»»
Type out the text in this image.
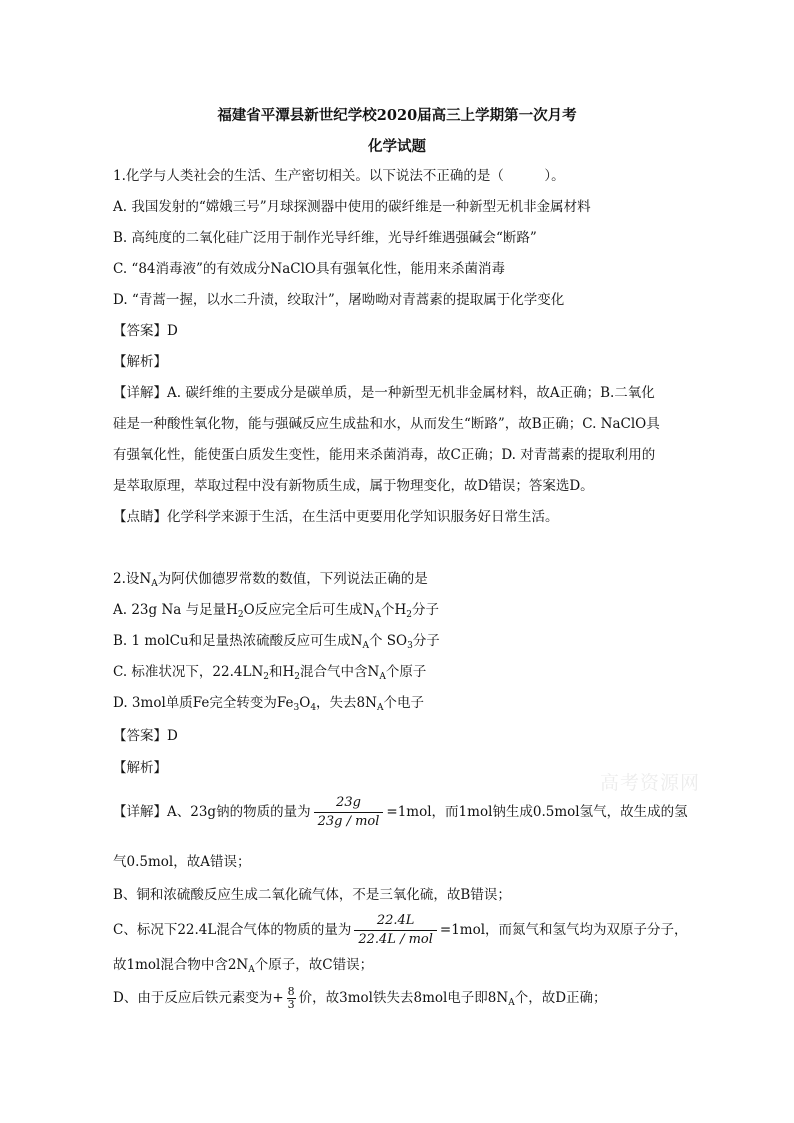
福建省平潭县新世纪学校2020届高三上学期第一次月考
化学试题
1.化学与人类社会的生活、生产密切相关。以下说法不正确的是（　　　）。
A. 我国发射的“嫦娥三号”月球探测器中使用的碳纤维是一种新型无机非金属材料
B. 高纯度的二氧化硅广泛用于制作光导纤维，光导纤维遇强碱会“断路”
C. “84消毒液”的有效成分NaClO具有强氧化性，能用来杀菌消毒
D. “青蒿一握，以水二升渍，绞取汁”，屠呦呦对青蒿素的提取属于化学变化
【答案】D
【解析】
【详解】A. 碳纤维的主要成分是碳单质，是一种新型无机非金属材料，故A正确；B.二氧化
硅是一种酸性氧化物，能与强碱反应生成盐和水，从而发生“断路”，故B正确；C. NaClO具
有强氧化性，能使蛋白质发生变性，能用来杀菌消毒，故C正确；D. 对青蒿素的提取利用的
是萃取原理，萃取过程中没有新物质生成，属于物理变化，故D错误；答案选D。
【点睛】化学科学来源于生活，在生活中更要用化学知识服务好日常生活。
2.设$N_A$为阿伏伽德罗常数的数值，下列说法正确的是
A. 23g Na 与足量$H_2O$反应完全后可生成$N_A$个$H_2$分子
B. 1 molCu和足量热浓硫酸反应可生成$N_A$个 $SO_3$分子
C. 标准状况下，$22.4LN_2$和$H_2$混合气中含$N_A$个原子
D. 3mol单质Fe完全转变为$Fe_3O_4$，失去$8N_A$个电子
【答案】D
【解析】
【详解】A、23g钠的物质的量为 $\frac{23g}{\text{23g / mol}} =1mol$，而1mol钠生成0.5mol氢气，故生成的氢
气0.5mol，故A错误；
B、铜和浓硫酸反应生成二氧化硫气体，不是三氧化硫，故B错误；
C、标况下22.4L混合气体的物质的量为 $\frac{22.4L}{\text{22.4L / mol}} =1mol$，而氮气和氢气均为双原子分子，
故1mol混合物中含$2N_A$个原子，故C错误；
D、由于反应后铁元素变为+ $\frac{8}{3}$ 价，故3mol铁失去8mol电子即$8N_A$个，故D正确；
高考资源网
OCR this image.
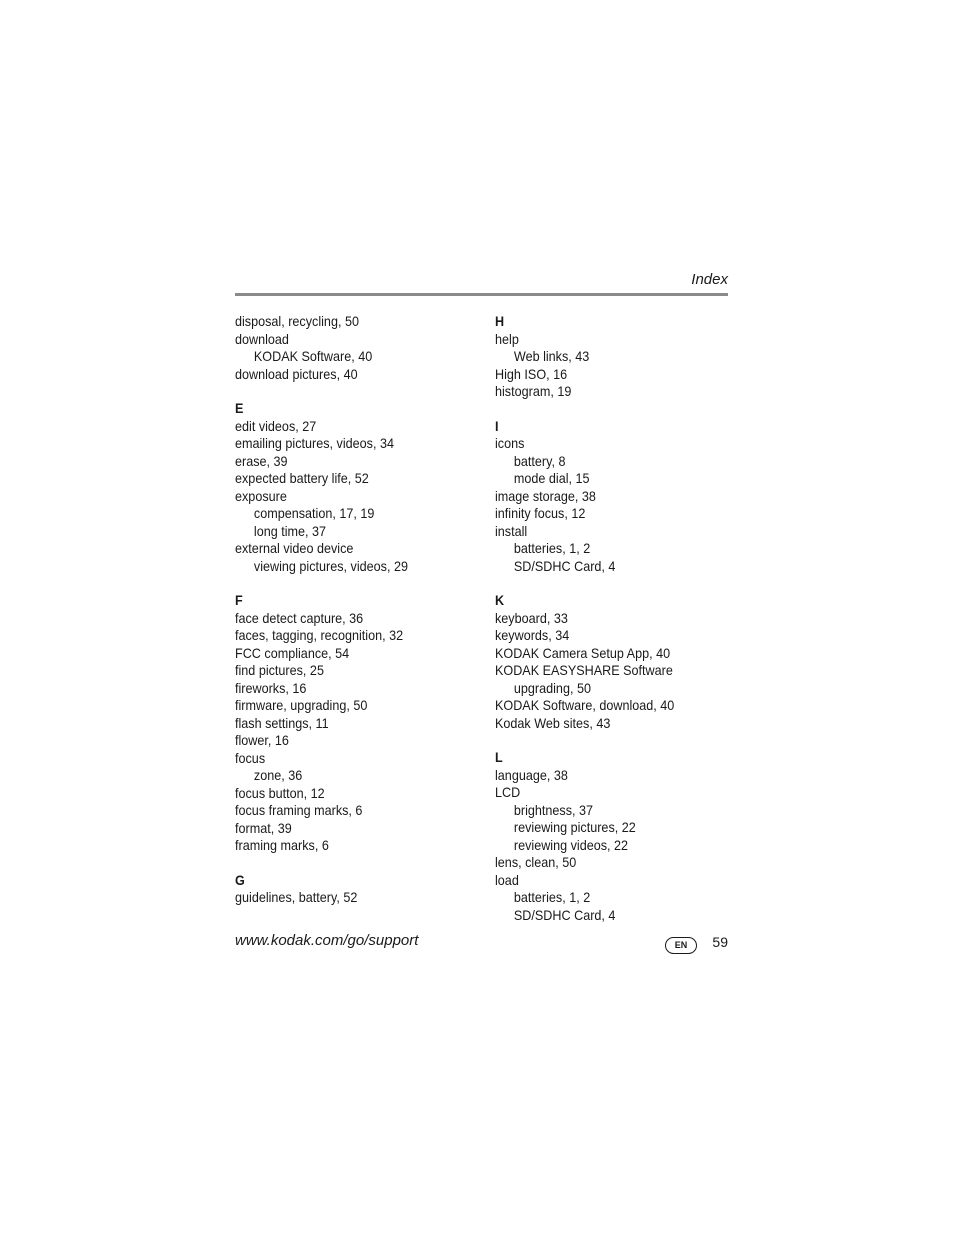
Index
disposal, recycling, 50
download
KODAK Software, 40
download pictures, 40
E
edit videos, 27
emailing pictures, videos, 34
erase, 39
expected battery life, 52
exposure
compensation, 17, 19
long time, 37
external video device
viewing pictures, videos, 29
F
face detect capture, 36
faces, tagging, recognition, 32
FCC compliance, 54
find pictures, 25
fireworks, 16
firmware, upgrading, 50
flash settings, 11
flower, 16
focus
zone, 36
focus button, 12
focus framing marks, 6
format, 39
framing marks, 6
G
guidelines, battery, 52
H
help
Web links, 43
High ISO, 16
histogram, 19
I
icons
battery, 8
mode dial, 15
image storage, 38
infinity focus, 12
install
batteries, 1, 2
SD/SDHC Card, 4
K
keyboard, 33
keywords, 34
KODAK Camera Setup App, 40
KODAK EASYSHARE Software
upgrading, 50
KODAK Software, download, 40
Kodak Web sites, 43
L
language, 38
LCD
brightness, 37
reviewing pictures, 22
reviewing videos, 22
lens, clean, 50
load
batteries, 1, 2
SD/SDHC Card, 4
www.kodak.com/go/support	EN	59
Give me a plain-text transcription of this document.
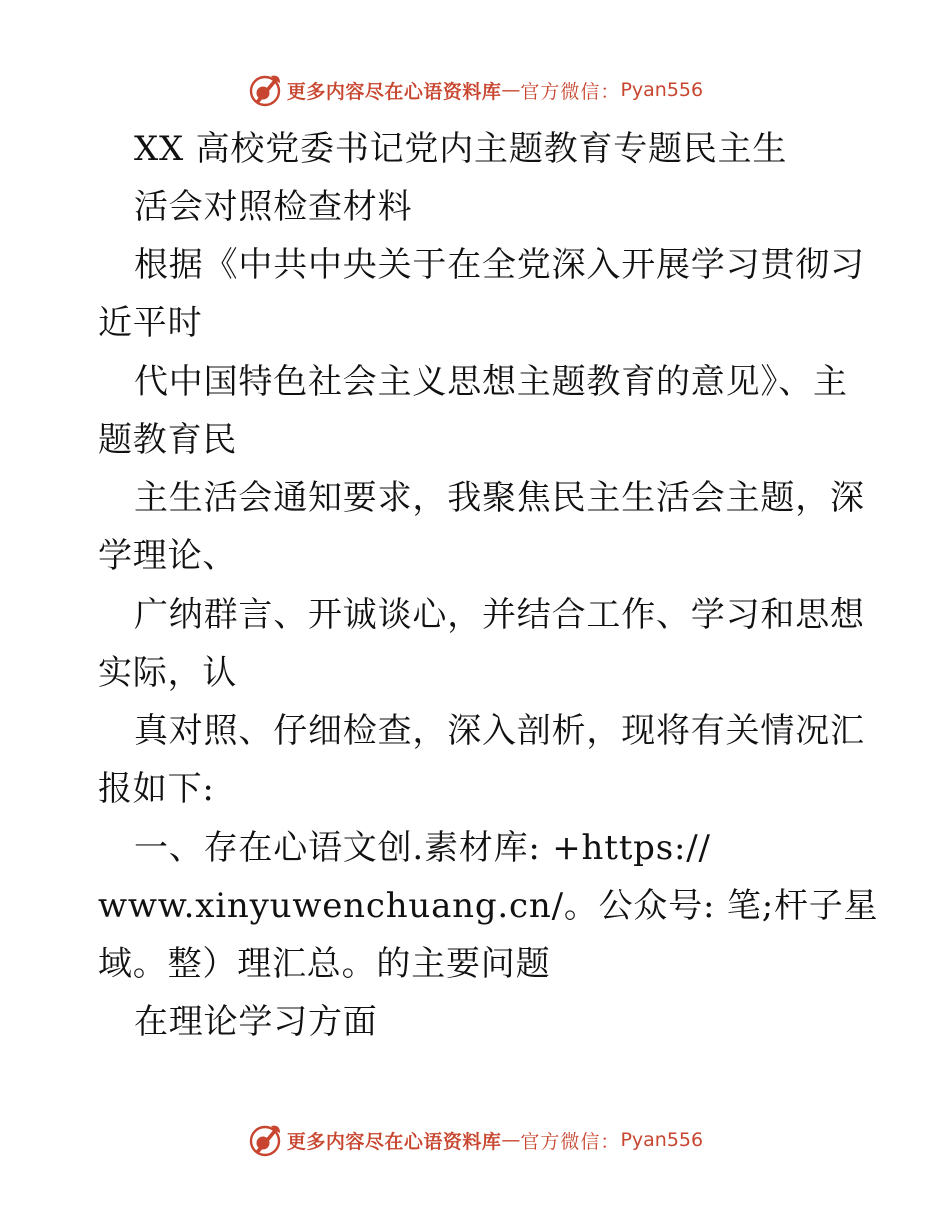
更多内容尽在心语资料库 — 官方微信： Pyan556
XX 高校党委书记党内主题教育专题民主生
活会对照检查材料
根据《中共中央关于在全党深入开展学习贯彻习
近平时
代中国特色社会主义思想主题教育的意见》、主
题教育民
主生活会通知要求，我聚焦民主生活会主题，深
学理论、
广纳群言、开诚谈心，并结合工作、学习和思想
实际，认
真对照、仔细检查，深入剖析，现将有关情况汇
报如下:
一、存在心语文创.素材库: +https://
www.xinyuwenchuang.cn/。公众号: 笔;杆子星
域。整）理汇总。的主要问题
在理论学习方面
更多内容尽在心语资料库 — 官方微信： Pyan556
««
Every line above should be repeated exactly; pictures stay out of the copy.

Exercise output:
Type out the text in this image.
福建省平潭县新世纪学校2020届高三上学期第一次月考
化学试题
1.化学与人类社会的生活、生产密切相关。以下说法不正确的是（　　　）。
A. 我国发射的“嫦娥三号”月球探测器中使用的碳纤维是一种新型无机非金属材料
B. 高纯度的二氧化硅广泛用于制作光导纤维，光导纤维遇强碱会“断路”
C. “84消毒液”的有效成分NaClO具有强氧化性，能用来杀菌消毒
D. “青蒿一握，以水二升渍，绞取汁”，屠呦呦对青蒿素的提取属于化学变化
【答案】D
【解析】
【详解】A. 碳纤维的主要成分是碳单质，是一种新型无机非金属材料，故A正确；B.二氧化
硅是一种酸性氧化物，能与强碱反应生成盐和水，从而发生“断路”，故B正确；C. NaClO具
有强氧化性，能使蛋白质发生变性，能用来杀菌消毒，故C正确；D. 对青蒿素的提取利用的
是萃取原理，萃取过程中没有新物质生成，属于物理变化，故D错误；答案选D。
【点睛】化学科学来源于生活，在生活中更要用化学知识服务好日常生活。
2.设$N_A$为阿伏伽德罗常数的数值，下列说法正确的是
A. 23g Na 与足量$H_2O$反应完全后可生成$N_A$个$H_2$分子
B. 1 molCu和足量热浓硫酸反应可生成$N_A$个 $SO_3$分子
C. 标准状况下，$22.4LN_2$和$H_2$混合气中含$N_A$个原子
D. 3mol单质Fe完全转变为$Fe_3O_4$，失去$8N_A$个电子
【答案】D
【解析】
【详解】A、23g钠的物质的量为 $\frac{23g}{\text{23g / mol}} =1mol$，而1mol钠生成0.5mol氢气，故生成的氢
气0.5mol，故A错误；
B、铜和浓硫酸反应生成二氧化硫气体，不是三氧化硫，故B错误；
C、标况下22.4L混合气体的物质的量为 $\frac{22.4L}{\text{22.4L / mol}} =1mol$，而氮气和氢气均为双原子分子，
故1mol混合物中含$2N_A$个原子，故C错误；
D、由于反应后铁元素变为+ $\frac{8}{3}$ 价，故3mol铁失去8mol电子即$8N_A$个，故D正确；
高考资源网
OCR this image.
Index
disposal, recycling, 50
download
KODAK Software, 40
download pictures, 40
E
edit videos, 27
emailing pictures, videos, 34
erase, 39
expected battery life, 52
exposure
compensation, 17, 19
long time, 37
external video device
viewing pictures, videos, 29
F
face detect capture, 36
faces, tagging, recognition, 32
FCC compliance, 54
find pictures, 25
fireworks, 16
firmware, upgrading, 50
flash settings, 11
flower, 16
focus
zone, 36
focus button, 12
focus framing marks, 6
format, 39
framing marks, 6
G
guidelines, battery, 52
H
help
Web links, 43
High ISO, 16
histogram, 19
I
icons
battery, 8
mode dial, 15
image storage, 38
infinity focus, 12
install
batteries, 1, 2
SD/SDHC Card, 4
K
keyboard, 33
keywords, 34
KODAK Camera Setup App, 40
KODAK EASYSHARE Software
upgrading, 50
KODAK Software, download, 40
Kodak Web sites, 43
L
language, 38
LCD
brightness, 37
reviewing pictures, 22
reviewing videos, 22
lens, clean, 50
load
batteries, 1, 2
SD/SDHC Card, 4
www.kodak.com/go/support	EN	59
Give me a plain-text transcription of this document.
更多内容尽在心语资料库 — 官方微信： Pyan556
XX 高校党委书记党内主题教育专题民主生
活会对照检查材料
根据《中共中央关于在全党深入开展学习贯彻习
近平时
代中国特色社会主义思想主题教育的意见》、主
题教育民
主生活会通知要求，我聚焦民主生活会主题，深
学理论、
广纳群言、开诚谈心，并结合工作、学习和思想
实际，认
真对照、仔细检查，深入剖析，现将有关情况汇
报如下:
一、存在心语文创.素材库: +https://
www.xinyuwenchuang.cn/。公众号: 笔;杆子星
域。整）理汇总。的主要问题
在理论学习方面
更多内容尽在心语资料库 — 官方微信： Pyan556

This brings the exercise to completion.